■ Requirement
Reproduce every entry exactly as shown.

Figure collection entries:
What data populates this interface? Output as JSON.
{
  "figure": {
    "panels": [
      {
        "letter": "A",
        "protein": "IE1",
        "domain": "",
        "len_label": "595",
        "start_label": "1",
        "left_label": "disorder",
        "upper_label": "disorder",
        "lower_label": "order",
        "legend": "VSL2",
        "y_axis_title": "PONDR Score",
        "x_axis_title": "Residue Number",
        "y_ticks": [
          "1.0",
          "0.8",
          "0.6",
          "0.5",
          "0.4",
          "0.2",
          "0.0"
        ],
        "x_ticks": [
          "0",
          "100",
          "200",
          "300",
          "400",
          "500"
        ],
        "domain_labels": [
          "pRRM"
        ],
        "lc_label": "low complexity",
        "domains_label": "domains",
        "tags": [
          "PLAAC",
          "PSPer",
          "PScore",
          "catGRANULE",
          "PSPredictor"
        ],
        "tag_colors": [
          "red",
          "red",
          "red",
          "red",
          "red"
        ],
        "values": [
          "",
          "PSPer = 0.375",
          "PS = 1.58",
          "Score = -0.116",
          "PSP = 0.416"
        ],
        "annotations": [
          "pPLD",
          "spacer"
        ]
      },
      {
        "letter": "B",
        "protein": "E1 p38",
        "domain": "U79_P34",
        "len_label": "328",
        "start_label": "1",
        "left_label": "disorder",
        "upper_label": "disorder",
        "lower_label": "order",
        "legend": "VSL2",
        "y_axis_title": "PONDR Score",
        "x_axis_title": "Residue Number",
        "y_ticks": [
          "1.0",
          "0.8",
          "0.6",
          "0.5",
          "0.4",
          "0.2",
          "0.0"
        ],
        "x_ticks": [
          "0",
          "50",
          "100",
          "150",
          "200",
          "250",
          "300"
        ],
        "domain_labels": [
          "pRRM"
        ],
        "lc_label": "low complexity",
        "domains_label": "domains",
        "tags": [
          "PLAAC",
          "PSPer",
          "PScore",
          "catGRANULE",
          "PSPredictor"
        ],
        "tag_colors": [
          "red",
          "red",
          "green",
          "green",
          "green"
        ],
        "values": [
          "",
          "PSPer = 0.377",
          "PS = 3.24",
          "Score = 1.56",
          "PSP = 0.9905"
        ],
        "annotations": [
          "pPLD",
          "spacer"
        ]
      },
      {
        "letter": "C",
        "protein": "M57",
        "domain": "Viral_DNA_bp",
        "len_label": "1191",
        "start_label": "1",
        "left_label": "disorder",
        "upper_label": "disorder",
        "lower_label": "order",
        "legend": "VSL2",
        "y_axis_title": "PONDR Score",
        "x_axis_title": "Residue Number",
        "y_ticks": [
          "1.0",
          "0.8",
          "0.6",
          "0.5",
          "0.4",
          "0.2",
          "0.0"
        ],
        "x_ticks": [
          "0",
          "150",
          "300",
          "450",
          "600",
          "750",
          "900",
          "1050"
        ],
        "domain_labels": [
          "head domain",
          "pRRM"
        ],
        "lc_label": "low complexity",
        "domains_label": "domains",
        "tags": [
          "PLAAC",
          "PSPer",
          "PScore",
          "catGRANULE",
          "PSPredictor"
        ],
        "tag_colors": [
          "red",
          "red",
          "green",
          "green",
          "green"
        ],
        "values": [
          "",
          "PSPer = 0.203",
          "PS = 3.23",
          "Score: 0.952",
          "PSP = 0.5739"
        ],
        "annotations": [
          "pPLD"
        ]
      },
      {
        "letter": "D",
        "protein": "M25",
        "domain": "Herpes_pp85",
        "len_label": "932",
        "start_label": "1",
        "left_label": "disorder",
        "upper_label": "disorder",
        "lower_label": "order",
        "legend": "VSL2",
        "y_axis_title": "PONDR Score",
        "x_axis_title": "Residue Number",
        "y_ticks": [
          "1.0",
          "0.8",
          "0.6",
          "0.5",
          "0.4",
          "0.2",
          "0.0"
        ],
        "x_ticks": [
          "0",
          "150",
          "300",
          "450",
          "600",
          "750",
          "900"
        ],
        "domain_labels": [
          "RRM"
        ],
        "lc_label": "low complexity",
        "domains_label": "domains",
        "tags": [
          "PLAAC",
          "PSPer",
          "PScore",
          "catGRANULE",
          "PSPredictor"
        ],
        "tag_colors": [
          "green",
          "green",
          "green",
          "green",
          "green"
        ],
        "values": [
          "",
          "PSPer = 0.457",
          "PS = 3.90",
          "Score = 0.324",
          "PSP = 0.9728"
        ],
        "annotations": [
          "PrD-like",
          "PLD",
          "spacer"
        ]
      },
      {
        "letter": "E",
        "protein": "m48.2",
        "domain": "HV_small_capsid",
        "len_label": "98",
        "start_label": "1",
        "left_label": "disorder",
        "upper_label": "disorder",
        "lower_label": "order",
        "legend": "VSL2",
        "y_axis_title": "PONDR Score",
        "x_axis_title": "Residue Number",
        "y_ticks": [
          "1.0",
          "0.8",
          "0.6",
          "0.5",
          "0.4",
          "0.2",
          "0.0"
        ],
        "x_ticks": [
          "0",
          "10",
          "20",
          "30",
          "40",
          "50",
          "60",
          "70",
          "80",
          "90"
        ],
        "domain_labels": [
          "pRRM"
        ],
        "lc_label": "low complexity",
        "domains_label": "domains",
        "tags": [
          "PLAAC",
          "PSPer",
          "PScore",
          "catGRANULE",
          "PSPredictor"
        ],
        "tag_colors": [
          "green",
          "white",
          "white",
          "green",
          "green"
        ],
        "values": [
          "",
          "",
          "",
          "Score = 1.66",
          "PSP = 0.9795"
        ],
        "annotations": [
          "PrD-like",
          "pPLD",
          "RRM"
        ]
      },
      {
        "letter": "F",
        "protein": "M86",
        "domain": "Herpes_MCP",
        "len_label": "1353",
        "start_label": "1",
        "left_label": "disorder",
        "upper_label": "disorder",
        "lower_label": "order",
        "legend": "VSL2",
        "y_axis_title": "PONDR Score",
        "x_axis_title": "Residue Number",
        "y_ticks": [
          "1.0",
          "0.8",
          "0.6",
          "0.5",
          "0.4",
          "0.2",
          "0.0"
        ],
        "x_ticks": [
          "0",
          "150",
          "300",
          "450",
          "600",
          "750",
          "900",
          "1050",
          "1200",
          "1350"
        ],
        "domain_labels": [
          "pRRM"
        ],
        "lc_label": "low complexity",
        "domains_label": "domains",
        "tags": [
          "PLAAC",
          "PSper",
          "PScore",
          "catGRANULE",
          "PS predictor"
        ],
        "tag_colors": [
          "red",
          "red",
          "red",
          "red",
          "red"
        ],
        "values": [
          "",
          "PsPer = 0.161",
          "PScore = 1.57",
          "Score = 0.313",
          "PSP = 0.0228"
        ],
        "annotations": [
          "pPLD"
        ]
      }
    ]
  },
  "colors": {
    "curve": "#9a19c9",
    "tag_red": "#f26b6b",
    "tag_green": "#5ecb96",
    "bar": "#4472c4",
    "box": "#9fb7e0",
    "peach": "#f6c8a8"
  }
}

■ Completed task
What data populates this interface? Output as JSON.
{
  "figure": {
    "panels": [
      {
        "letter": "A",
        "protein": "IE1",
        "domain": "",
        "len_label": "595",
        "start_label": "1",
        "left_label": "disorder",
        "upper_label": "disorder",
        "lower_label": "order",
        "legend": "VSL2",
        "y_axis_title": "PONDR Score",
        "x_axis_title": "Residue Number",
        "y_ticks": [
          "1.0",
          "0.8",
          "0.6",
          "0.5",
          "0.4",
          "0.2",
          "0.0"
        ],
        "x_ticks": [
          "0",
          "100",
          "200",
          "300",
          "400",
          "500"
        ],
        "domain_labels": [
          "pRRM"
        ],
        "lc_label": "low complexity",
        "domains_label": "domains",
        "tags": [
          "PLAAC",
          "PSPer",
          "PScore",
          "catGRANULE",
          "PSPredictor"
        ],
        "tag_colors": [
          "red",
          "red",
          "red",
          "red",
          "red"
        ],
        "values": [
          "",
          "PSPer = 0.375",
          "PS = 1.58",
          "Score = -0.116",
          "PSP = 0.416"
        ],
        "annotations": [
          "pPLD",
          "spacer"
        ]
      },
      {
        "letter": "B",
        "protein": "E1 p38",
        "domain": "U79_P34",
        "len_label": "328",
        "start_label": "1",
        "left_label": "disorder",
        "upper_label": "disorder",
        "lower_label": "order",
        "legend": "VSL2",
        "y_axis_title": "PONDR Score",
        "x_axis_title": "Residue Number",
        "y_ticks": [
          "1.0",
          "0.8",
          "0.6",
          "0.5",
          "0.4",
          "0.2",
          "0.0"
        ],
        "x_ticks": [
          "0",
          "50",
          "100",
          "150",
          "200",
          "250",
          "300"
        ],
        "domain_labels": [
          "pRRM"
        ],
        "lc_label": "low complexity",
        "domains_label": "domains",
        "tags": [
          "PLAAC",
          "PSPer",
          "PScore",
          "catGRANULE",
          "PSPredictor"
        ],
        "tag_colors": [
          "red",
          "red",
          "green",
          "green",
          "green"
        ],
        "values": [
          "",
          "PSPer = 0.377",
          "PS = 3.24",
          "Score = 1.56",
          "PSP = 0.9905"
        ],
        "annotations": [
          "pPLD",
          "spacer"
        ]
      },
      {
        "letter": "C",
        "protein": "M57",
        "domain": "Viral_DNA_bp",
        "len_label": "1191",
        "start_label": "1",
        "left_label": "disorder",
        "upper_label": "disorder",
        "lower_label": "order",
        "legend": "VSL2",
        "y_axis_title": "PONDR Score",
        "x_axis_title": "Residue Number",
        "y_ticks": [
          "1.0",
          "0.8",
          "0.6",
          "0.5",
          "0.4",
          "0.2",
          "0.0"
        ],
        "x_ticks": [
          "0",
          "150",
          "300",
          "450",
          "600",
          "750",
          "900",
          "1050"
        ],
        "domain_labels": [
          "head domain",
          "pRRM"
        ],
        "lc_label": "low complexity",
        "domains_label": "domains",
        "tags": [
          "PLAAC",
          "PSPer",
          "PScore",
          "catGRANULE",
          "PSPredictor"
        ],
        "tag_colors": [
          "red",
          "red",
          "green",
          "green",
          "green"
        ],
        "values": [
          "",
          "PSPer = 0.203",
          "PS = 3.23",
          "Score: 0.952",
          "PSP = 0.5739"
        ],
        "annotations": [
          "pPLD"
        ]
      },
      {
        "letter": "D",
        "protein": "M25",
        "domain": "Herpes_pp85",
        "len_label": "932",
        "start_label": "1",
        "left_label": "disorder",
        "upper_label": "disorder",
        "lower_label": "order",
        "legend": "VSL2",
        "y_axis_title": "PONDR Score",
        "x_axis_title": "Residue Number",
        "y_ticks": [
          "1.0",
          "0.8",
          "0.6",
          "0.5",
          "0.4",
          "0.2",
          "0.0"
        ],
        "x_ticks": [
          "0",
          "150",
          "300",
          "450",
          "600",
          "750",
          "900"
        ],
        "domain_labels": [
          "RRM"
        ],
        "lc_label": "low complexity",
        "domains_label": "domains",
        "tags": [
          "PLAAC",
          "PSPer",
          "PScore",
          "catGRANULE",
          "PSPredictor"
        ],
        "tag_colors": [
          "green",
          "green",
          "green",
          "green",
          "green"
        ],
        "values": [
          "",
          "PSPer = 0.457",
          "PS = 3.90",
          "Score = 0.324",
          "PSP = 0.9728"
        ],
        "annotations": [
          "PrD-like",
          "PLD",
          "spacer"
        ]
      },
      {
        "letter": "E",
        "protein": "m48.2",
        "domain": "HV_small_capsid",
        "len_label": "98",
        "start_label": "1",
        "left_label": "disorder",
        "upper_label": "disorder",
        "lower_label": "order",
        "legend": "VSL2",
        "y_axis_title": "PONDR Score",
        "x_axis_title": "Residue Number",
        "y_ticks": [
          "1.0",
          "0.8",
          "0.6",
          "0.5",
          "0.4",
          "0.2",
          "0.0"
        ],
        "x_ticks": [
          "0",
          "10",
          "20",
          "30",
          "40",
          "50",
          "60",
          "70",
          "80",
          "90"
        ],
        "domain_labels": [
          "pRRM"
        ],
        "lc_label": "low complexity",
        "domains_label": "domains",
        "tags": [
          "PLAAC",
          "PSPer",
          "PScore",
          "catGRANULE",
          "PSPredictor"
        ],
        "tag_colors": [
          "green",
          "white",
          "white",
          "green",
          "green"
        ],
        "values": [
          "",
          "",
          "",
          "Score = 1.66",
          "PSP = 0.9795"
        ],
        "annotations": [
          "PrD-like",
          "pPLD",
          "RRM"
        ]
      },
      {
        "letter": "F",
        "protein": "M86",
        "domain": "Herpes_MCP",
        "len_label": "1353",
        "start_label": "1",
        "left_label": "disorder",
        "upper_label": "disorder",
        "lower_label": "order",
        "legend": "VSL2",
        "y_axis_title": "PONDR Score",
        "x_axis_title": "Residue Number",
        "y_ticks": [
          "1.0",
          "0.8",
          "0.6",
          "0.5",
          "0.4",
          "0.2",
          "0.0"
        ],
        "x_ticks": [
          "0",
          "150",
          "300",
          "450",
          "600",
          "750",
          "900",
          "1050",
          "1200",
          "1350"
        ],
        "domain_labels": [
          "pRRM"
        ],
        "lc_label": "low complexity",
        "domains_label": "domains",
        "tags": [
          "PLAAC",
          "PSper",
          "PScore",
          "catGRANULE",
          "PS predictor"
        ],
        "tag_colors": [
          "red",
          "red",
          "red",
          "red",
          "red"
        ],
        "values": [
          "",
          "PsPer = 0.161",
          "PScore = 1.57",
          "Score = 0.313",
          "PSP = 0.0228"
        ],
        "annotations": [
          "pPLD"
        ]
      }
    ]
  },
  "colors": {
    "curve": "#9a19c9",
    "tag_red": "#f26b6b",
    "tag_green": "#5ecb96",
    "bar": "#4472c4",
    "box": "#9fb7e0",
    "peach": "#f6c8a8"
  }
}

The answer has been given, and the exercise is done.